Task directions: Give only the number of lines in these records that contain the word "Ivernide".

Source material:
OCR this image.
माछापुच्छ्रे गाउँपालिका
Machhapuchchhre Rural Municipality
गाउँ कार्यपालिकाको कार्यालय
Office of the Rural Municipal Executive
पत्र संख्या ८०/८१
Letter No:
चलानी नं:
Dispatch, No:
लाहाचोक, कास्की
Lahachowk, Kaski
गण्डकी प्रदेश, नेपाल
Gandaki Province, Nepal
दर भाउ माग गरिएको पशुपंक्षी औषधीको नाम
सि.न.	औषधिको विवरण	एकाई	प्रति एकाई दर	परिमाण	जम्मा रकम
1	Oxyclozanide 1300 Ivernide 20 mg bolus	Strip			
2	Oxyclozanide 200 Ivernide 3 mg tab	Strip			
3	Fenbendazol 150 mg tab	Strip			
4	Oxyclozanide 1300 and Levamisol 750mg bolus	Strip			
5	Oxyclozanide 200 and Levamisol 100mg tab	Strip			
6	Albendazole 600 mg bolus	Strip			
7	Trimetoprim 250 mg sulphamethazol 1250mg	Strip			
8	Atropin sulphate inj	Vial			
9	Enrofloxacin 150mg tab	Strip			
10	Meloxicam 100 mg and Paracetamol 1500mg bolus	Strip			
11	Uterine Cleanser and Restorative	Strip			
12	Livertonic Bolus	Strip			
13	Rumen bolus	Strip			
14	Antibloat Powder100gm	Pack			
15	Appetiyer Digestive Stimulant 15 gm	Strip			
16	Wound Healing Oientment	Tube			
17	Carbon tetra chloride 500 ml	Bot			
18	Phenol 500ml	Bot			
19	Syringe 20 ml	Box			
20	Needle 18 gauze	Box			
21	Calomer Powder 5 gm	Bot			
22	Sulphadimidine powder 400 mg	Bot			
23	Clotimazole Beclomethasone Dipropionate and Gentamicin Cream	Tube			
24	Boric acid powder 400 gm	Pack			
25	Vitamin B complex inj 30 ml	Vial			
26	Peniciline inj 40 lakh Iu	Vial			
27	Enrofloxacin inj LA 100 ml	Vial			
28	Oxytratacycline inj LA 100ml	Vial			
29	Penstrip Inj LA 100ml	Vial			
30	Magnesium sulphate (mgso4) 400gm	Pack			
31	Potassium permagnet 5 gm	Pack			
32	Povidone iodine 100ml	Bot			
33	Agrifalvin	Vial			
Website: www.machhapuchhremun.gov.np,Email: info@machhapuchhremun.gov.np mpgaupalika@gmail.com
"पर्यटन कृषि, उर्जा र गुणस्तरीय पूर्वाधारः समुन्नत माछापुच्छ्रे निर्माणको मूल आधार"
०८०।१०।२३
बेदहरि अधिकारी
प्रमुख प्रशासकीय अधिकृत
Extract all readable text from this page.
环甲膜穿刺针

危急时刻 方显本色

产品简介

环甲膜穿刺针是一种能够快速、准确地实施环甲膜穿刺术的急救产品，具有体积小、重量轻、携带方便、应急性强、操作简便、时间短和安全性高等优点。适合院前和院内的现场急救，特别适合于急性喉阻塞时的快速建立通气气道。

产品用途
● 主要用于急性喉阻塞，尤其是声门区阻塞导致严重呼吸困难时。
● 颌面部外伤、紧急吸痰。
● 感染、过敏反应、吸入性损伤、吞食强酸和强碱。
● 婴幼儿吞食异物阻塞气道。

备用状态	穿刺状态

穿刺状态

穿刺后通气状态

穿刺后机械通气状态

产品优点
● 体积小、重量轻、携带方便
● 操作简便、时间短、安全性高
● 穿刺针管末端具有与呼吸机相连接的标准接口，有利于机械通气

* * *

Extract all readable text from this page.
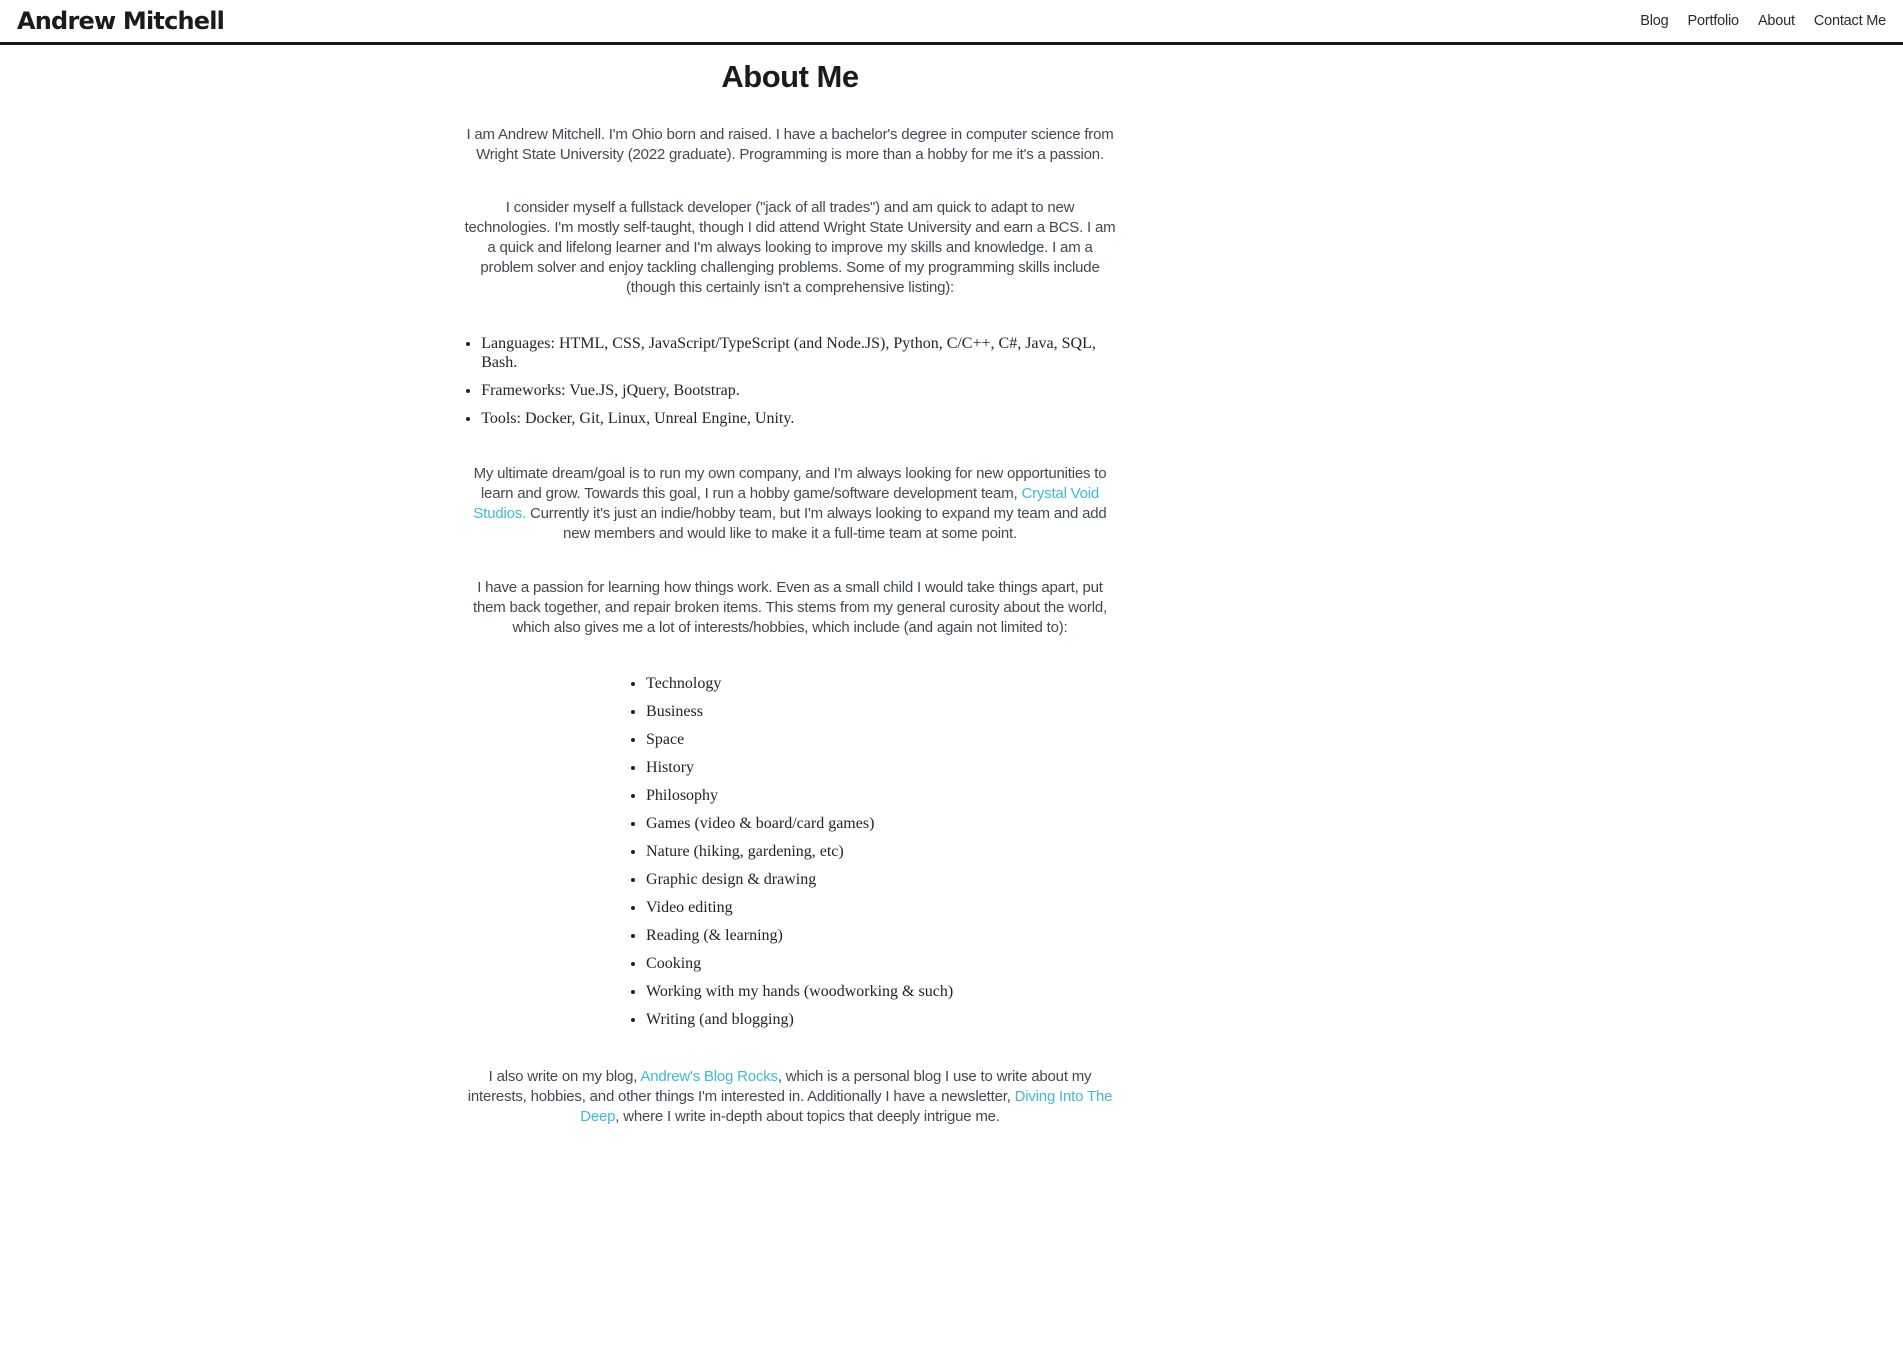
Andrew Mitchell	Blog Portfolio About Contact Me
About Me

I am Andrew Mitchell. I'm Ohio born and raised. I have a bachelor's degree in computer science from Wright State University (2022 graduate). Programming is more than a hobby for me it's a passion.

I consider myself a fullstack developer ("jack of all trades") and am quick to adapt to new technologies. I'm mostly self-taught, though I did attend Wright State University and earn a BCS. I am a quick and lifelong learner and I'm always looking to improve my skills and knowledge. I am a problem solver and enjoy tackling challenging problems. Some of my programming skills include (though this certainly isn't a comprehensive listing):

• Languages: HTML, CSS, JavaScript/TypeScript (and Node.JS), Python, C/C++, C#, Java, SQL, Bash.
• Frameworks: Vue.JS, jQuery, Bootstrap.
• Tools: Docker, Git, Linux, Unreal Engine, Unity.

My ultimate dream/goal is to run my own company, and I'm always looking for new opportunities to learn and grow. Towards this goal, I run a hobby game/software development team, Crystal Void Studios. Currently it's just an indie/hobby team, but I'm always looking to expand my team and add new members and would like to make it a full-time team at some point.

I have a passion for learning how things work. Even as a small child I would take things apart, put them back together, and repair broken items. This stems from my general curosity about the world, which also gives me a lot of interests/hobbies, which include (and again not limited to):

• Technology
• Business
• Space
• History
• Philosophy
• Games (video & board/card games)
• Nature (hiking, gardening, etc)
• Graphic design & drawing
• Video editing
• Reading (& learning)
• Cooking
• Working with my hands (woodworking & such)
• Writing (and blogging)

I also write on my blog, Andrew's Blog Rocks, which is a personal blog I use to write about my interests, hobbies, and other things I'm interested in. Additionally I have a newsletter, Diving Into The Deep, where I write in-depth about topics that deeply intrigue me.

Written solution: 2